* _What you have to do_: For the material that follows, list every line containing the word "attach".

* _Dataset_:

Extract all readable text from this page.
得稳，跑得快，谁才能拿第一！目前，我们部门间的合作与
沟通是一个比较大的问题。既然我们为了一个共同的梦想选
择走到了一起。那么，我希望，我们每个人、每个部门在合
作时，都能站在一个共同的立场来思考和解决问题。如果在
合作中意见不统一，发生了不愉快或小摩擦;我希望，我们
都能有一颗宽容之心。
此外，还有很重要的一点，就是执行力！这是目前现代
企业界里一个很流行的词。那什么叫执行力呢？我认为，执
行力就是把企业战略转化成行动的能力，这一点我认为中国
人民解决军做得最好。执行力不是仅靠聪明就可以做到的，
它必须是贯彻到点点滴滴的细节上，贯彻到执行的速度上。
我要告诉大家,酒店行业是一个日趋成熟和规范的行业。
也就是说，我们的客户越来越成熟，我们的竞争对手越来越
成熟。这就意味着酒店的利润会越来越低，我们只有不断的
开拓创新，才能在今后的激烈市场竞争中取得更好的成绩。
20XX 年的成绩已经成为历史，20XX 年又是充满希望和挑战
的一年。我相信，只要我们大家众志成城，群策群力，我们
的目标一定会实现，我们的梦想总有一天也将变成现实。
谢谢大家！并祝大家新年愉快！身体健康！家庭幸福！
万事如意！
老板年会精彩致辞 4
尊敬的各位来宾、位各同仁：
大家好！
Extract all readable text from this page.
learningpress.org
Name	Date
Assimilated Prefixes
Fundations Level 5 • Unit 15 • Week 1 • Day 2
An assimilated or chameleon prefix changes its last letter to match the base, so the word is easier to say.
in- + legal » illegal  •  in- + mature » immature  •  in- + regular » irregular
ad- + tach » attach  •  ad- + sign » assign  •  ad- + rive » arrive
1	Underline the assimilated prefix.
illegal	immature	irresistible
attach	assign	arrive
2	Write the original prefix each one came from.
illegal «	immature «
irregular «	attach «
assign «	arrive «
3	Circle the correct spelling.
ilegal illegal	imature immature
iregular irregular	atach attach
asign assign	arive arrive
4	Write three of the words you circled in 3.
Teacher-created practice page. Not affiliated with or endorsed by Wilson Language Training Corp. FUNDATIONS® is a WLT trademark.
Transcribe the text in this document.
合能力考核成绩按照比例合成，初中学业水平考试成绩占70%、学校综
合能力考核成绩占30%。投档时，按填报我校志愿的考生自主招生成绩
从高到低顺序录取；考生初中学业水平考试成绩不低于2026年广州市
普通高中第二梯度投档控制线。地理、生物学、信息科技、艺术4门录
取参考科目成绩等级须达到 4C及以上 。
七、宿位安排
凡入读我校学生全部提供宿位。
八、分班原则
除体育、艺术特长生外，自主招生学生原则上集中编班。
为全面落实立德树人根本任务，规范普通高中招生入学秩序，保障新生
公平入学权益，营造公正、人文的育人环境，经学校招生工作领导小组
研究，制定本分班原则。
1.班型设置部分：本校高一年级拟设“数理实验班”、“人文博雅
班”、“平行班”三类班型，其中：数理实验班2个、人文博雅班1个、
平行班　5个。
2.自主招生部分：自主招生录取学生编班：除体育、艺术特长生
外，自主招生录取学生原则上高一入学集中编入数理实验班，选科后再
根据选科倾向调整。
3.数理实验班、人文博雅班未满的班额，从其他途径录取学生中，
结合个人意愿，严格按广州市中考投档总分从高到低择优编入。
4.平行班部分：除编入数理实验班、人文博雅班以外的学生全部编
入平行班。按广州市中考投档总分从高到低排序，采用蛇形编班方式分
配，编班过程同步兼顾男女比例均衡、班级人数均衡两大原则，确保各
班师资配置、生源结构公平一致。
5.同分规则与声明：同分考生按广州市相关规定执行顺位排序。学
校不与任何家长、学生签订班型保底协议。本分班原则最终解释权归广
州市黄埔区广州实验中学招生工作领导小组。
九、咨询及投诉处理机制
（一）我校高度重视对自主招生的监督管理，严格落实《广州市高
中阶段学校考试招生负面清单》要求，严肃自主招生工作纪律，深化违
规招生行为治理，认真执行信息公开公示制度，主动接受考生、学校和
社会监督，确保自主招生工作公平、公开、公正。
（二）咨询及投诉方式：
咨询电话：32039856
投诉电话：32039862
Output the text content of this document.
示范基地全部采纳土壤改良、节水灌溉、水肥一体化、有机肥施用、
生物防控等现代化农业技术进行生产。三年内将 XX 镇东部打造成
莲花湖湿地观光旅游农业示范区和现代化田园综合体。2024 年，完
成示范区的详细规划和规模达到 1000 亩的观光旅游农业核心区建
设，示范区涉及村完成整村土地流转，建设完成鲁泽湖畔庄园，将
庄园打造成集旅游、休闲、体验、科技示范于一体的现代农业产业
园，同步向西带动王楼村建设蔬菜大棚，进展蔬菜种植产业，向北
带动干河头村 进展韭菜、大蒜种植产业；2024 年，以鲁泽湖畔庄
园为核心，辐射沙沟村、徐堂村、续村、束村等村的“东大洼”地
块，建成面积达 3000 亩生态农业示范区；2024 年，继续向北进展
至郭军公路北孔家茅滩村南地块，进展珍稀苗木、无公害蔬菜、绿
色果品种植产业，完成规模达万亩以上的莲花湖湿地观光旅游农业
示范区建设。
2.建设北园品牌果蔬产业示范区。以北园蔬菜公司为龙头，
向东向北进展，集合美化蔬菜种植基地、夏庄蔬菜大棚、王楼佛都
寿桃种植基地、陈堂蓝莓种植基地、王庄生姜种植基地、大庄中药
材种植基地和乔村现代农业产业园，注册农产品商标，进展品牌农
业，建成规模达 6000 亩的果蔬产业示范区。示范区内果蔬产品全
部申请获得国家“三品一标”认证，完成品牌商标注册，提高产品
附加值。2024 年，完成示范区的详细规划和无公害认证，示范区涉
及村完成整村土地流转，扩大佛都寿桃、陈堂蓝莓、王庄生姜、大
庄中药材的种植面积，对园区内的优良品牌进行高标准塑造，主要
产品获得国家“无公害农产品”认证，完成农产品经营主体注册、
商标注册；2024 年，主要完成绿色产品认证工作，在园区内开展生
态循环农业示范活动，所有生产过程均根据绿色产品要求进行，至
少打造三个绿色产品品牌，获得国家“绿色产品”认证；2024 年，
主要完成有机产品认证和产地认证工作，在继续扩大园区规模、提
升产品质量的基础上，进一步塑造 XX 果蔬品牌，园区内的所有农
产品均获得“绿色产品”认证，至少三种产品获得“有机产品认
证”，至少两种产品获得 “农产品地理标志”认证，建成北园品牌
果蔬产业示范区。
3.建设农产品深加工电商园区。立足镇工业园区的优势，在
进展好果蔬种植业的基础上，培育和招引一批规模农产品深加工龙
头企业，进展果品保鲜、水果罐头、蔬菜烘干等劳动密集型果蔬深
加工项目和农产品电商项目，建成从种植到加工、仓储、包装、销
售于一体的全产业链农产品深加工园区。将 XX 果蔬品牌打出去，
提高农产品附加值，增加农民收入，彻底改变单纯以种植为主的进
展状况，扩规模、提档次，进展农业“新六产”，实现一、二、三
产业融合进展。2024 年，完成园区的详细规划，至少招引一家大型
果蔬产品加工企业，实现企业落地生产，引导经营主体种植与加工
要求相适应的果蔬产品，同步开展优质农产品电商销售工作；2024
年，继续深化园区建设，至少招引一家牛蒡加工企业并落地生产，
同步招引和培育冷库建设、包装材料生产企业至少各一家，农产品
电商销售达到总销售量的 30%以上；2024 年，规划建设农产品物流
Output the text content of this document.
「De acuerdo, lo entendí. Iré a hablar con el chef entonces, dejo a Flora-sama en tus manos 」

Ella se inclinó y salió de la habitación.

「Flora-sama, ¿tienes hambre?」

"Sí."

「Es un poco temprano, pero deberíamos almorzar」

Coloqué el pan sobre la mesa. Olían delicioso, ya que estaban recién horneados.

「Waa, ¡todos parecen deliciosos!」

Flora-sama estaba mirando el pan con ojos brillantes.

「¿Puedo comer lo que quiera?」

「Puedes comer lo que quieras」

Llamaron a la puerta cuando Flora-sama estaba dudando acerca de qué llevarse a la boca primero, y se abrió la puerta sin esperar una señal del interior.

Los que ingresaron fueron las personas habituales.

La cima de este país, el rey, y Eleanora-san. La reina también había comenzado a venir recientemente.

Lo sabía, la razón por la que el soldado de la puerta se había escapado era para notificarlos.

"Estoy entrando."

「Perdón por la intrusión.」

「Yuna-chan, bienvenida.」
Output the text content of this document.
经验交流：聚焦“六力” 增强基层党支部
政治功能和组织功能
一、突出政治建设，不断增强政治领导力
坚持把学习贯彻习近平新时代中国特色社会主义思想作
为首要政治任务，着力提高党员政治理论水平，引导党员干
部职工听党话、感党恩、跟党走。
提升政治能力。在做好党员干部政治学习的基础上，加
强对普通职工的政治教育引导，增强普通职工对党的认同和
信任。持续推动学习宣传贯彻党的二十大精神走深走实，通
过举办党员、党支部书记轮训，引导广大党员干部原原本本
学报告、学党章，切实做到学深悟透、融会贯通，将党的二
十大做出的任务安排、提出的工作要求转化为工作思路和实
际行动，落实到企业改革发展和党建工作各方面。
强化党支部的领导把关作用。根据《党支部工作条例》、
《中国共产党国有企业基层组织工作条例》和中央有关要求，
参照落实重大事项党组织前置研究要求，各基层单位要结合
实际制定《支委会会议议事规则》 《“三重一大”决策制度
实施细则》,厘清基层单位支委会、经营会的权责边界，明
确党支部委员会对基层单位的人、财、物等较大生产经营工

* _Answer to the task_:
ad- + tach » attach  •  ad- + sign » assign  •  ad- + rive » arrive
attach	assign	arrive
irregular «	attach «
iregular irregular	atach attach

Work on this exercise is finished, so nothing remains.